Copy every entry word for word, but skip the pictures.

====

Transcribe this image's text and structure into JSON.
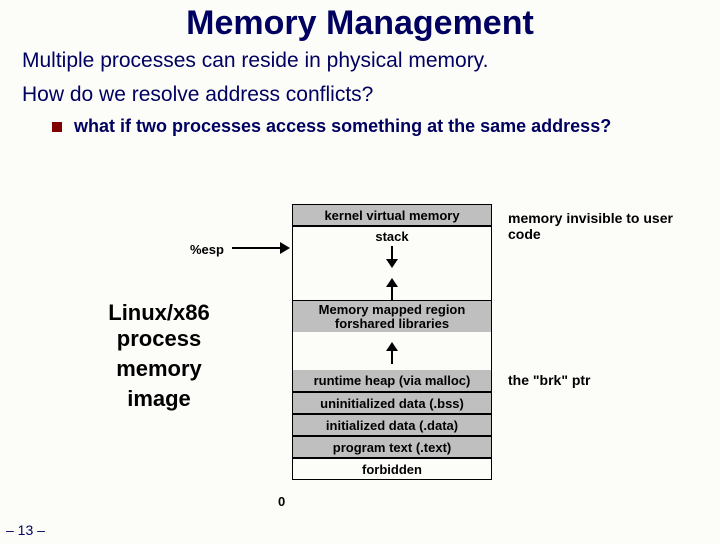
{
  "title": "Memory Management",
  "line1": "Multiple processes can reside in physical memory.",
  "line2": "How do we resolve address conflicts?",
  "bullet": "what if two processes access something at the same address?",
  "esp": "%esp",
  "side": {
    "a": "Linux/x86 process",
    "b": "memory",
    "c": "image"
  },
  "mem": {
    "kernel": "kernel virtual memory",
    "stack": "stack",
    "mmap": "Memory mapped region forshared libraries",
    "heap": "runtime heap (via malloc)",
    "bss": "uninitialized data (.bss)",
    "data": "initialized data (.data)",
    "text": "program text (.text)",
    "forbidden": "forbidden"
  },
  "note": {
    "a": "memory invisible to user code",
    "b": "the \"brk\" ptr"
  },
  "zero": "0",
  "pagenum": "– 13 –"
}
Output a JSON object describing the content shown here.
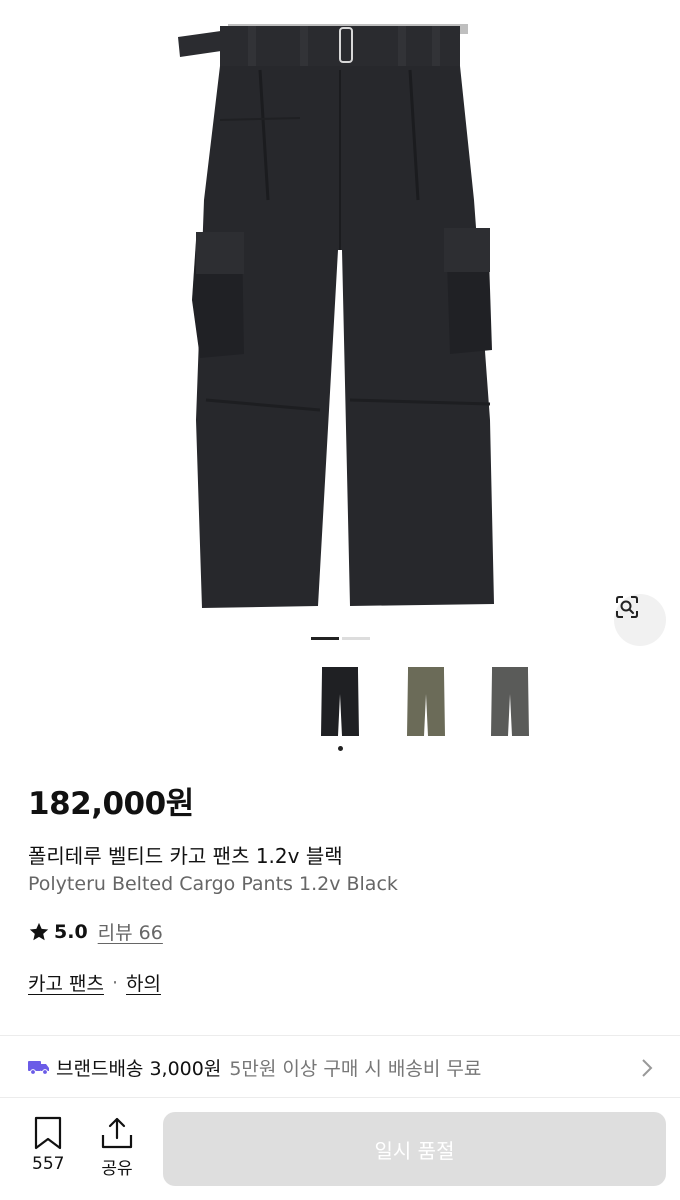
{
  "product": {
    "price": "182,000원",
    "name_ko": "폴리테루 벨티드 카고 팬츠 1.2v 블랙",
    "name_en": "Polyteru Belted Cargo Pants 1.2v Black",
    "rating_score": "5.0",
    "review_label": "리뷰 66",
    "category_primary": "카고 팬츠",
    "category_separator": "·",
    "category_secondary": "하의"
  },
  "gallery": {
    "page_index": 1,
    "page_count": 2,
    "swatch_colors": [
      "#1f2023",
      "#6b6b58",
      "#5a5b59"
    ],
    "selected_swatch": 0
  },
  "shipping": {
    "label": "브랜드배송 3,000원",
    "note": "5만원 이상 구매 시 배송비 무료"
  },
  "actions": {
    "bookmark_count": "557",
    "share_label": "공유",
    "cta_label": "일시 품절"
  },
  "icons": {
    "lens": "lens-search-icon",
    "star": "star-icon",
    "truck": "truck-icon",
    "chevron": "chevron-right-icon",
    "bookmark": "bookmark-icon",
    "share": "share-icon"
  },
  "colors": {
    "truck": "#6b5ce7",
    "cta_bg": "#dedede",
    "pants": "#26272b"
  }
}
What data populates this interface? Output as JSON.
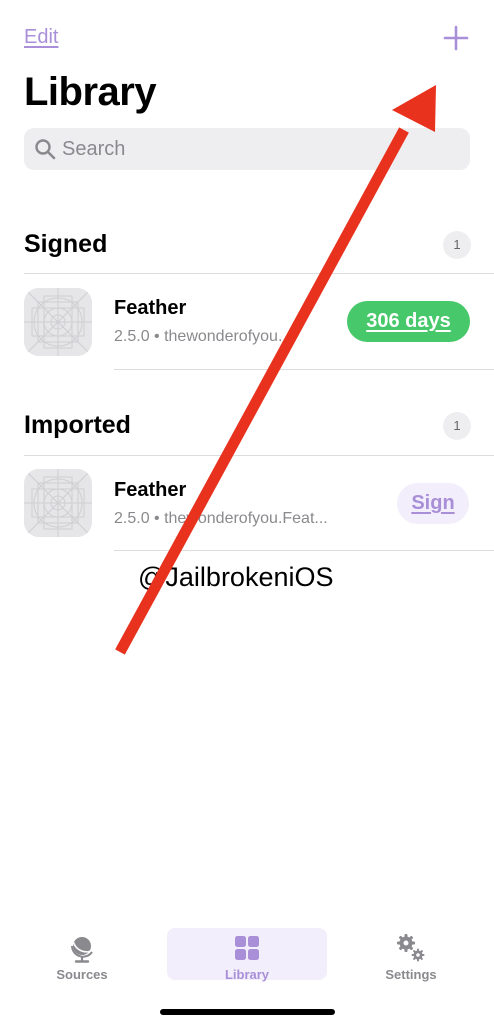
{
  "header": {
    "edit_label": "Edit",
    "add_icon": "plus-icon",
    "title": "Library"
  },
  "search": {
    "placeholder": "Search",
    "icon": "magnifier-icon"
  },
  "sections": [
    {
      "title": "Signed",
      "count": "1",
      "apps": [
        {
          "name": "Feather",
          "subtitle": "2.5.0 • thewonderofyou...",
          "action_label": "306 days",
          "action_color": "#47c86a"
        }
      ]
    },
    {
      "title": "Imported",
      "count": "1",
      "apps": [
        {
          "name": "Feather",
          "subtitle": "2.5.0 • thewonderofyou.Feat...",
          "action_label": "Sign",
          "action_color": "#a98fd8"
        }
      ]
    }
  ],
  "watermark": "@JailbrokeniOS",
  "tabbar": {
    "tabs": [
      {
        "label": "Sources",
        "icon": "globe-icon",
        "active": false
      },
      {
        "label": "Library",
        "icon": "grid-icon",
        "active": true
      },
      {
        "label": "Settings",
        "icon": "gears-icon",
        "active": false
      }
    ]
  },
  "colors": {
    "accent": "#a98fd8",
    "success": "#47c86a",
    "arrow": "#e8321e"
  }
}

====

* **Answer for this exercise**:
Transcribe this image's text and structure into JSON.
{
  "title": "Memory Management",
  "line1": "Multiple processes can reside in physical memory.",
  "line2": "How do we resolve address conflicts?",
  "bullet": "what if two processes access something at the same address?",
  "esp": "%esp",
  "side": {
    "a": "Linux/x86 process",
    "b": "memory",
    "c": "image"
  },
  "mem": {
    "kernel": "kernel virtual memory",
    "stack": "stack",
    "mmap": "Memory mapped region forshared libraries",
    "heap": "runtime heap (via malloc)",
    "bss": "uninitialized data (.bss)",
    "data": "initialized data (.data)",
    "text": "program text (.text)",
    "forbidden": "forbidden"
  },
  "note": {
    "a": "memory invisible to user code",
    "b": "the \"brk\" ptr"
  },
  "zero": "0",
  "pagenum": "– 13 –"
}
Output a JSON object describing the content shown here.
{
  "product": {
    "price": "182,000원",
    "name_ko": "폴리테루 벨티드 카고 팬츠 1.2v 블랙",
    "name_en": "Polyteru Belted Cargo Pants 1.2v Black",
    "rating_score": "5.0",
    "review_label": "리뷰 66",
    "category_primary": "카고 팬츠",
    "category_separator": "·",
    "category_secondary": "하의"
  },
  "gallery": {
    "page_index": 1,
    "page_count": 2,
    "swatch_colors": [
      "#1f2023",
      "#6b6b58",
      "#5a5b59"
    ],
    "selected_swatch": 0
  },
  "shipping": {
    "label": "브랜드배송 3,000원",
    "note": "5만원 이상 구매 시 배송비 무료"
  },
  "actions": {
    "bookmark_count": "557",
    "share_label": "공유",
    "cta_label": "일시 품절"
  },
  "icons": {
    "lens": "lens-search-icon",
    "star": "star-icon",
    "truck": "truck-icon",
    "chevron": "chevron-right-icon",
    "bookmark": "bookmark-icon",
    "share": "share-icon"
  },
  "colors": {
    "truck": "#6b5ce7",
    "cta_bg": "#dedede",
    "pants": "#26272b"
  }
}
What data populates this interface? Output as JSON.
{
  "header": {
    "edit_label": "Edit",
    "add_icon": "plus-icon",
    "title": "Library"
  },
  "search": {
    "placeholder": "Search",
    "icon": "magnifier-icon"
  },
  "sections": [
    {
      "title": "Signed",
      "count": "1",
      "apps": [
        {
          "name": "Feather",
          "subtitle": "2.5.0 • thewonderofyou...",
          "action_label": "306 days",
          "action_color": "#47c86a"
        }
      ]
    },
    {
      "title": "Imported",
      "count": "1",
      "apps": [
        {
          "name": "Feather",
          "subtitle": "2.5.0 • thewonderofyou.Feat...",
          "action_label": "Sign",
          "action_color": "#a98fd8"
        }
      ]
    }
  ],
  "watermark": "@JailbrokeniOS",
  "tabbar": {
    "tabs": [
      {
        "label": "Sources",
        "icon": "globe-icon",
        "active": false
      },
      {
        "label": "Library",
        "icon": "grid-icon",
        "active": true
      },
      {
        "label": "Settings",
        "icon": "gears-icon",
        "active": false
      }
    ]
  },
  "colors": {
    "accent": "#a98fd8",
    "success": "#47c86a",
    "arrow": "#e8321e"
  }
}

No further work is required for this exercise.